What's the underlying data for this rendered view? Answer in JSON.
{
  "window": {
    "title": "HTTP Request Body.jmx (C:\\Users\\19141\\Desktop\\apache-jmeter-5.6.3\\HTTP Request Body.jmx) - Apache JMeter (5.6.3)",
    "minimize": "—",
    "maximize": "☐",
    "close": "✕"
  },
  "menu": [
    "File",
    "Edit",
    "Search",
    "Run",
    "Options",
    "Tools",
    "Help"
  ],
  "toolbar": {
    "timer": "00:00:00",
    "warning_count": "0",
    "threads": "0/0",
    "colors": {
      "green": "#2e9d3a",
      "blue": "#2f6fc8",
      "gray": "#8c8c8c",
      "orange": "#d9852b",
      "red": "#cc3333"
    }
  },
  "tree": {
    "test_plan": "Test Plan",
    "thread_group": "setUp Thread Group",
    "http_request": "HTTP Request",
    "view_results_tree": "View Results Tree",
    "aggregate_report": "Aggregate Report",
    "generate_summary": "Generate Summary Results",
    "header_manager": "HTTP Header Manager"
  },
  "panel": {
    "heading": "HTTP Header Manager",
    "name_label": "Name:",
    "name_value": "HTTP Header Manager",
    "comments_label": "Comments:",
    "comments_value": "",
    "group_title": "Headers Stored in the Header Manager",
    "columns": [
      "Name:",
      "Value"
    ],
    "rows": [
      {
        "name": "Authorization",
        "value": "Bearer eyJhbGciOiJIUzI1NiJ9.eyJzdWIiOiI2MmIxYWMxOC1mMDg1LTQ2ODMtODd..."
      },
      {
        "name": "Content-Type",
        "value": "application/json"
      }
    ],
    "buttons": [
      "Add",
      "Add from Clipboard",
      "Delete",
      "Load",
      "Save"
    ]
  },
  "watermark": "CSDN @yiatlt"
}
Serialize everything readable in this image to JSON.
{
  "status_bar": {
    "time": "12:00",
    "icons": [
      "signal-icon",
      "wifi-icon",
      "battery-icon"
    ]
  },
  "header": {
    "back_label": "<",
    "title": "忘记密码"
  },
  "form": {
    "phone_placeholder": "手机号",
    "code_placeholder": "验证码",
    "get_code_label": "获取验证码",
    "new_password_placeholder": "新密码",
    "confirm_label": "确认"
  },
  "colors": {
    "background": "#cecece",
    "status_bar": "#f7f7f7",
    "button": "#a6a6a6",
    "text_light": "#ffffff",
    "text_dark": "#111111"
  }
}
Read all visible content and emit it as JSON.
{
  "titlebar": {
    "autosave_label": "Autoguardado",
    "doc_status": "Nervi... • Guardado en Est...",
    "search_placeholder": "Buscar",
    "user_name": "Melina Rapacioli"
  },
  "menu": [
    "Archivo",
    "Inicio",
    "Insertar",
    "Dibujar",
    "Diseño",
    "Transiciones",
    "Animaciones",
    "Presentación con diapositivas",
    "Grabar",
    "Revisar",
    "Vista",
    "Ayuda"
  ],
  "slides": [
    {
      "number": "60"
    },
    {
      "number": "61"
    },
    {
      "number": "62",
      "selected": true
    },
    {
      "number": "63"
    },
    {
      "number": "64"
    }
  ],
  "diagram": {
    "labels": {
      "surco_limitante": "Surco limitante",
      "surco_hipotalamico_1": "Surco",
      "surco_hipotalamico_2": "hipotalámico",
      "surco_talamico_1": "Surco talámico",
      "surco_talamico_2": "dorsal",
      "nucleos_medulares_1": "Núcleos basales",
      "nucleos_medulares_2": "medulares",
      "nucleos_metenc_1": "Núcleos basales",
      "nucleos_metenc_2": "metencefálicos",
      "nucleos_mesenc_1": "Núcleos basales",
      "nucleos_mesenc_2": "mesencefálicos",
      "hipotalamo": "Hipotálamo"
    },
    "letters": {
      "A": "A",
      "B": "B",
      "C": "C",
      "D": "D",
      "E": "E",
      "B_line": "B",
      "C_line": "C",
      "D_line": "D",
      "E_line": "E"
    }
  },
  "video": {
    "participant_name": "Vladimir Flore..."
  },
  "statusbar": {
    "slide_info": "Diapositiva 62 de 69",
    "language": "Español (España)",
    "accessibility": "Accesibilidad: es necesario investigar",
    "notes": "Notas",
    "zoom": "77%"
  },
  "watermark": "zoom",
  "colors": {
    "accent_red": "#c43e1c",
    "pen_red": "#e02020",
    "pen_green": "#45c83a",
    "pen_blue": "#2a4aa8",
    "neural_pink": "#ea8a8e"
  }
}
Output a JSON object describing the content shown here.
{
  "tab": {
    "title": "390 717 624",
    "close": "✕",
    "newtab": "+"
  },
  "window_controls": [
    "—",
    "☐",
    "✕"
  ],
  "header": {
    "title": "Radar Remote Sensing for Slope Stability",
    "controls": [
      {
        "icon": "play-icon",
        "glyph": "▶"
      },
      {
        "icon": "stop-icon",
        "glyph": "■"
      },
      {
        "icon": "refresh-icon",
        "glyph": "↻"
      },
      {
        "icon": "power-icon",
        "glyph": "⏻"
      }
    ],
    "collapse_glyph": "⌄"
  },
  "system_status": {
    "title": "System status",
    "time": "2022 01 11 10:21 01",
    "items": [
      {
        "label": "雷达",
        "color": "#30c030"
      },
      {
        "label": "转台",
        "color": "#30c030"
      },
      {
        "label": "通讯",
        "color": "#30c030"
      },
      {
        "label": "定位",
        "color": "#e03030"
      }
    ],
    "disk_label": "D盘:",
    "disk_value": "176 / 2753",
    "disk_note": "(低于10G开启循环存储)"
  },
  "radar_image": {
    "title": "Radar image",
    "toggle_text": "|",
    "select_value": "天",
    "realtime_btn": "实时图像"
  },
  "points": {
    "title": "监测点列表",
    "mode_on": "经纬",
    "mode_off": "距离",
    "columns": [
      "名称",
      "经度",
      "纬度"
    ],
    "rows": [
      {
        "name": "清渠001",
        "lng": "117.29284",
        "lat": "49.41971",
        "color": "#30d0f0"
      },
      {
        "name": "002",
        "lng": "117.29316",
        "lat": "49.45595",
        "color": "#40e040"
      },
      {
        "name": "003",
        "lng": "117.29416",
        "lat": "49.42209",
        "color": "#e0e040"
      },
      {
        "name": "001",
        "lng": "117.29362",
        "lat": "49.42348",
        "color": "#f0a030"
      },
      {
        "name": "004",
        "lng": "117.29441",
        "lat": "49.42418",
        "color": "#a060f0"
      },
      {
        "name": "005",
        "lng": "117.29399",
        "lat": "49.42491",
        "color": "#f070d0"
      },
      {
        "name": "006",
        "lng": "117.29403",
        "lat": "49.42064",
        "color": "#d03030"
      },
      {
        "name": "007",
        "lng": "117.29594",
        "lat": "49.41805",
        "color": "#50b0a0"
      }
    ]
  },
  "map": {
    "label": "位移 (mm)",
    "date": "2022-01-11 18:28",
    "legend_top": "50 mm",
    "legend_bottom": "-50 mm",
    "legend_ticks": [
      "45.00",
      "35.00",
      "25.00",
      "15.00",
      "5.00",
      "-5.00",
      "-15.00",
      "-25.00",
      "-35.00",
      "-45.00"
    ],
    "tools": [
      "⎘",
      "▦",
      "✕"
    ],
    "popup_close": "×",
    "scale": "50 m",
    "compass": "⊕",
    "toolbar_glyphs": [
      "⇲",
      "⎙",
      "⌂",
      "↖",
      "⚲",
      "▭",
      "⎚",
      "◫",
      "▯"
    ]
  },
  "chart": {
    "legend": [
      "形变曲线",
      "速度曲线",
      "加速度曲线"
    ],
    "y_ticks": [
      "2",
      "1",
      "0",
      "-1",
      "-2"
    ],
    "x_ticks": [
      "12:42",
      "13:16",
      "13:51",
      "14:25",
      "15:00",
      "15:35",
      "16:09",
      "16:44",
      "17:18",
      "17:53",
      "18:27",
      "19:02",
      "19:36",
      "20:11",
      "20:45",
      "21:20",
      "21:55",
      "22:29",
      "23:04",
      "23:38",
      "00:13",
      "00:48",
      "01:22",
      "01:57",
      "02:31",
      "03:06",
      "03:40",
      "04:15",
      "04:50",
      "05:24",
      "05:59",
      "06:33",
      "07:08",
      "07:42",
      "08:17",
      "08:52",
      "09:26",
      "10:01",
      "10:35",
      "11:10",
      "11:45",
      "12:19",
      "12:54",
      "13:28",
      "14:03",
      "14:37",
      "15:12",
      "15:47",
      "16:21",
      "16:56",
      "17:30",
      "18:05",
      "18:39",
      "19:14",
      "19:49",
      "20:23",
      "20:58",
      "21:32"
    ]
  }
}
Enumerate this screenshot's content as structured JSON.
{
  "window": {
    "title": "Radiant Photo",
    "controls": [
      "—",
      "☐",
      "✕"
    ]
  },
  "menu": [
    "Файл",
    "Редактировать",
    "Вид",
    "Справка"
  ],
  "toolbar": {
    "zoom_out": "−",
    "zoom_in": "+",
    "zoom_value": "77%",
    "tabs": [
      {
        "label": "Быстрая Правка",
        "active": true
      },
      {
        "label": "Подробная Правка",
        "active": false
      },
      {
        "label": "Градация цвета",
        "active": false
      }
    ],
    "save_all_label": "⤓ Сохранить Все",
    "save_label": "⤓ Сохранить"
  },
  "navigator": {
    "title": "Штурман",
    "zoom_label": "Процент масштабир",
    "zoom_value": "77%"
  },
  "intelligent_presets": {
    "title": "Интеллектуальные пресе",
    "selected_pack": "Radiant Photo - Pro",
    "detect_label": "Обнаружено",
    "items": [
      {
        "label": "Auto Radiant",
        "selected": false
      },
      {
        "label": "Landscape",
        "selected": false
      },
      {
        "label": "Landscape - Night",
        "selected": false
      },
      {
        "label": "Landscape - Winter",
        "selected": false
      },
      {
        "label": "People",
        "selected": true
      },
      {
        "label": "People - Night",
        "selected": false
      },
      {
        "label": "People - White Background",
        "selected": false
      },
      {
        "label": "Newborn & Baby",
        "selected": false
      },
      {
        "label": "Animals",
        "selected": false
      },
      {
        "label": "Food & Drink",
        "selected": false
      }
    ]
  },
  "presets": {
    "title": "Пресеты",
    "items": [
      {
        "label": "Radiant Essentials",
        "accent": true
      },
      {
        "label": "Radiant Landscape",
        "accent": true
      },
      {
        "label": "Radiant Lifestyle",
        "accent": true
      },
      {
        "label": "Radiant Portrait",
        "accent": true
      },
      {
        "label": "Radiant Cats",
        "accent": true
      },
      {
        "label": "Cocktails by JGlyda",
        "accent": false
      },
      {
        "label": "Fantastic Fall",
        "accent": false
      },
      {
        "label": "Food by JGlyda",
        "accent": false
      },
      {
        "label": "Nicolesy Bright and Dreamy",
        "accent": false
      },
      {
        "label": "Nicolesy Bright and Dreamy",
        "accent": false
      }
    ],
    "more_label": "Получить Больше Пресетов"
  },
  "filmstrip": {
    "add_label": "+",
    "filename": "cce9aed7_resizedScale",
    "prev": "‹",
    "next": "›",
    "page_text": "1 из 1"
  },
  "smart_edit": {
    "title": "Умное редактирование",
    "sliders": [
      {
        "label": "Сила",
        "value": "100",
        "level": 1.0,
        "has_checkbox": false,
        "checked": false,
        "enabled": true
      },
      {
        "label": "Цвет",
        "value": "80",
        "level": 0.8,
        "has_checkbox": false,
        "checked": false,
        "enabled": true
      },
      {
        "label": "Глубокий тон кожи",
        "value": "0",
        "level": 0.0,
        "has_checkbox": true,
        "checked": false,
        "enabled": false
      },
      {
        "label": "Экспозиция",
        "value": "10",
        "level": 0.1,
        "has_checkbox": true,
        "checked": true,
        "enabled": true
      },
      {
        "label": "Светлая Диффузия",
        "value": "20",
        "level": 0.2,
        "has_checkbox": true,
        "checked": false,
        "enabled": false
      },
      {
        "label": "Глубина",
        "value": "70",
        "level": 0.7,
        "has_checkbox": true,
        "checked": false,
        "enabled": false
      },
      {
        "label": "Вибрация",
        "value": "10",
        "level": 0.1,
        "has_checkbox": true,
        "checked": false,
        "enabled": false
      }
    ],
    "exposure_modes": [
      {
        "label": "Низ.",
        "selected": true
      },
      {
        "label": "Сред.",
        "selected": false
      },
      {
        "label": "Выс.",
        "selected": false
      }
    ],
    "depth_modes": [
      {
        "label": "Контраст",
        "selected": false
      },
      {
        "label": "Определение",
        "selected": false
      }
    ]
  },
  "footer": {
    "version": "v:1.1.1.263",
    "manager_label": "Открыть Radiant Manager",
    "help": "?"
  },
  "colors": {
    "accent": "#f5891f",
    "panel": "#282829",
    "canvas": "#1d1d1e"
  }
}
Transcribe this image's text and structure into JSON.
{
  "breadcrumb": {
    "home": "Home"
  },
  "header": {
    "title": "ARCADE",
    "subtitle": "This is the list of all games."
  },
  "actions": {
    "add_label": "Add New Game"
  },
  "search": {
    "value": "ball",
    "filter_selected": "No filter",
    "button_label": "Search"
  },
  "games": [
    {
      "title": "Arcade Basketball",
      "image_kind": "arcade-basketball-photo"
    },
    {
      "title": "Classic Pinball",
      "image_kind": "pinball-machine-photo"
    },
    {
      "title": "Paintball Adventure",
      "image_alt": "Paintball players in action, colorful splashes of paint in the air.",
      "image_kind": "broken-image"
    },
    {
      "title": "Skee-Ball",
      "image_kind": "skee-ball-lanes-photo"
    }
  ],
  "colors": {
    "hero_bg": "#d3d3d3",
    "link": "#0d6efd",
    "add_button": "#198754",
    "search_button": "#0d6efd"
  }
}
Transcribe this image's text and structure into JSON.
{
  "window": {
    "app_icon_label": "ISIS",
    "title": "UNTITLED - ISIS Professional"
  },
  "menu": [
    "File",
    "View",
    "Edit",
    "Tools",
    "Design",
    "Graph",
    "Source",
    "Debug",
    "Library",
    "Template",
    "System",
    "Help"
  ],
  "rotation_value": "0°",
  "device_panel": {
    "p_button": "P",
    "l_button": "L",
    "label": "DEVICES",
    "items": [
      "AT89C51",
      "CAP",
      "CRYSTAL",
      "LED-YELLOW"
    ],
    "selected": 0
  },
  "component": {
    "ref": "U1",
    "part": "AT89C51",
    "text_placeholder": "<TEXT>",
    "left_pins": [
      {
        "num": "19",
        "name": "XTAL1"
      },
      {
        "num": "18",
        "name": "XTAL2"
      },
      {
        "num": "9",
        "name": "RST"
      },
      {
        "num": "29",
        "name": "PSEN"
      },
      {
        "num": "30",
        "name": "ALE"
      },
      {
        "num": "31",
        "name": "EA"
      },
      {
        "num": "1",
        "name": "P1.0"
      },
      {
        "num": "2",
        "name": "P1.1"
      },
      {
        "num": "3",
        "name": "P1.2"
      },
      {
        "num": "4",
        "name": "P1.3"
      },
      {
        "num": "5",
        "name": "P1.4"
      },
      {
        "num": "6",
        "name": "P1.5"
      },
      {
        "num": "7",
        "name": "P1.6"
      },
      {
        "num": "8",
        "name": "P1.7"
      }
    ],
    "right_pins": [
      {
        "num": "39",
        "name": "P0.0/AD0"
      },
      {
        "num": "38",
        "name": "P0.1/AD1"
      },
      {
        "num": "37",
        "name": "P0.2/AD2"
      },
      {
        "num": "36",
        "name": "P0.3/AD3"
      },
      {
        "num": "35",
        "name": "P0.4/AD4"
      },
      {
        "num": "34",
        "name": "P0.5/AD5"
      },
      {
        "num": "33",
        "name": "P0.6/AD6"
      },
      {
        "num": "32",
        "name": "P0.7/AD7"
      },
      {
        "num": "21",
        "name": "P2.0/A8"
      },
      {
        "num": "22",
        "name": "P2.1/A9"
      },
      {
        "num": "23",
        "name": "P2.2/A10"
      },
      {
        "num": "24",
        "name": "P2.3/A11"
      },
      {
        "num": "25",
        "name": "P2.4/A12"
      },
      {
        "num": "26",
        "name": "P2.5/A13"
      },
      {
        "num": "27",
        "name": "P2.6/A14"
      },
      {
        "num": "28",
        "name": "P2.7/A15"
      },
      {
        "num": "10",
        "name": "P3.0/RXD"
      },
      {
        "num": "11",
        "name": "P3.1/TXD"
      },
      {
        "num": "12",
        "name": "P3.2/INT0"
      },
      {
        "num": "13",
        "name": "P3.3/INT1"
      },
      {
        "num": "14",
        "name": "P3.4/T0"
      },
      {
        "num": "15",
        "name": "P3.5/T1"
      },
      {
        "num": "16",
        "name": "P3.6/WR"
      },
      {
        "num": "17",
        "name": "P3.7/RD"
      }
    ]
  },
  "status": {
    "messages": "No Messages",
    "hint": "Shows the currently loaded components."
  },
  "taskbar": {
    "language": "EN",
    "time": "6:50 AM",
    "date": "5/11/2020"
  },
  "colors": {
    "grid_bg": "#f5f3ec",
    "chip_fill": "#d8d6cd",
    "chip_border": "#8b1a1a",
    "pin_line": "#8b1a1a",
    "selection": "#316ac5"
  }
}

• • • • •

Task to complete: Look over the listing above. Pick out and copy every line that includes "People".

Task result:
        "label": "People",
        "label": "People - Night",
        "label": "People - White Background",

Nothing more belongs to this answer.